Task objective: Extract the lines that hold the string "nájdeš".
──────── Data section
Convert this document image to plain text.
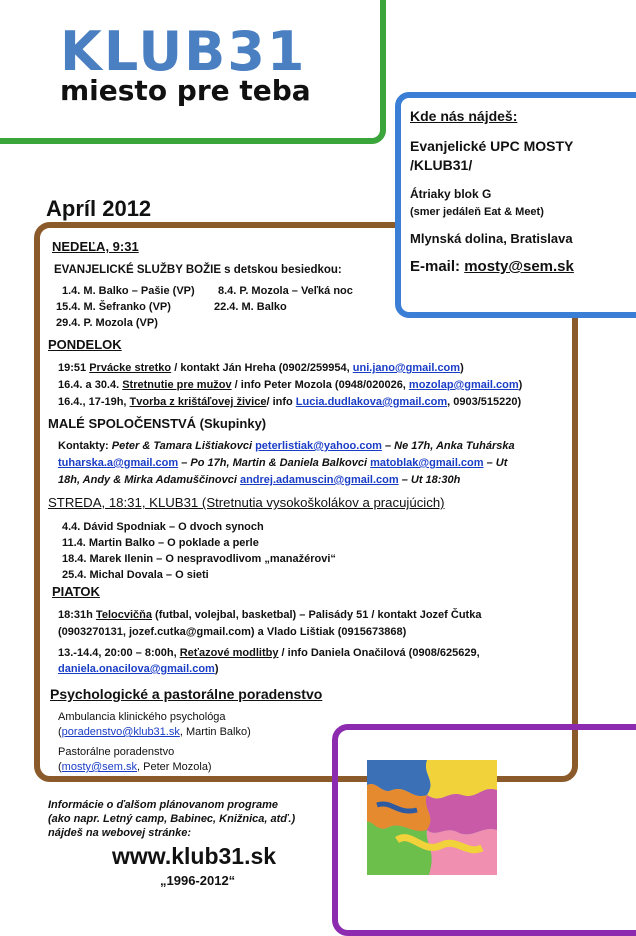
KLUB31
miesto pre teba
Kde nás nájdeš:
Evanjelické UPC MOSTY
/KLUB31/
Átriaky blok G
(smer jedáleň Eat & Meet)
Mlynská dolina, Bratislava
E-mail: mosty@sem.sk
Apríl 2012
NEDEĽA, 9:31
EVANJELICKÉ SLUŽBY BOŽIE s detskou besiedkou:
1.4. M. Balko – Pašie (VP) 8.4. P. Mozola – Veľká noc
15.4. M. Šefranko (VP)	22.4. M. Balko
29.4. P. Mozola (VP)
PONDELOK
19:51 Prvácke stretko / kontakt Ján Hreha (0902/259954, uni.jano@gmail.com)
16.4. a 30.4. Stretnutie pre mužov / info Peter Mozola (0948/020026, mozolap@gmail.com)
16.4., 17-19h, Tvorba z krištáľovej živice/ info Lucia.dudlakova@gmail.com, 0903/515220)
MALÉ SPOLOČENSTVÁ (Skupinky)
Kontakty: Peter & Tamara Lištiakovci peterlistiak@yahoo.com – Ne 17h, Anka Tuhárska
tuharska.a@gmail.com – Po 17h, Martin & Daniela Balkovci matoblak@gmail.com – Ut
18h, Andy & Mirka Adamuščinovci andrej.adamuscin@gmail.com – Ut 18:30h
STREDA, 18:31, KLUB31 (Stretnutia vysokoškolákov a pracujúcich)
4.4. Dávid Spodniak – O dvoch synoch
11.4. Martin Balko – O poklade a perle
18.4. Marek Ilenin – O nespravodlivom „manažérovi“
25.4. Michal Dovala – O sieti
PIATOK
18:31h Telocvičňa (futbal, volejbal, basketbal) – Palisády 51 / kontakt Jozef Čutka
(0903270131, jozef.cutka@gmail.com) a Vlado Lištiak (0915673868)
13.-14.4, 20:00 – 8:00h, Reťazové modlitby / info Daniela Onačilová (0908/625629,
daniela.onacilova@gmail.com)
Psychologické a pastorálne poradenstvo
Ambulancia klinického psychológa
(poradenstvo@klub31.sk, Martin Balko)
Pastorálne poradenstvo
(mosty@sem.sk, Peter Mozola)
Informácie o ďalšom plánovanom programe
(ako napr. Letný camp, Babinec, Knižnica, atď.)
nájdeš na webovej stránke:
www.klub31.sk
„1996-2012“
────────────────
Solution to the problem:
Kde nás nájdeš:
nájdeš na webovej stránke:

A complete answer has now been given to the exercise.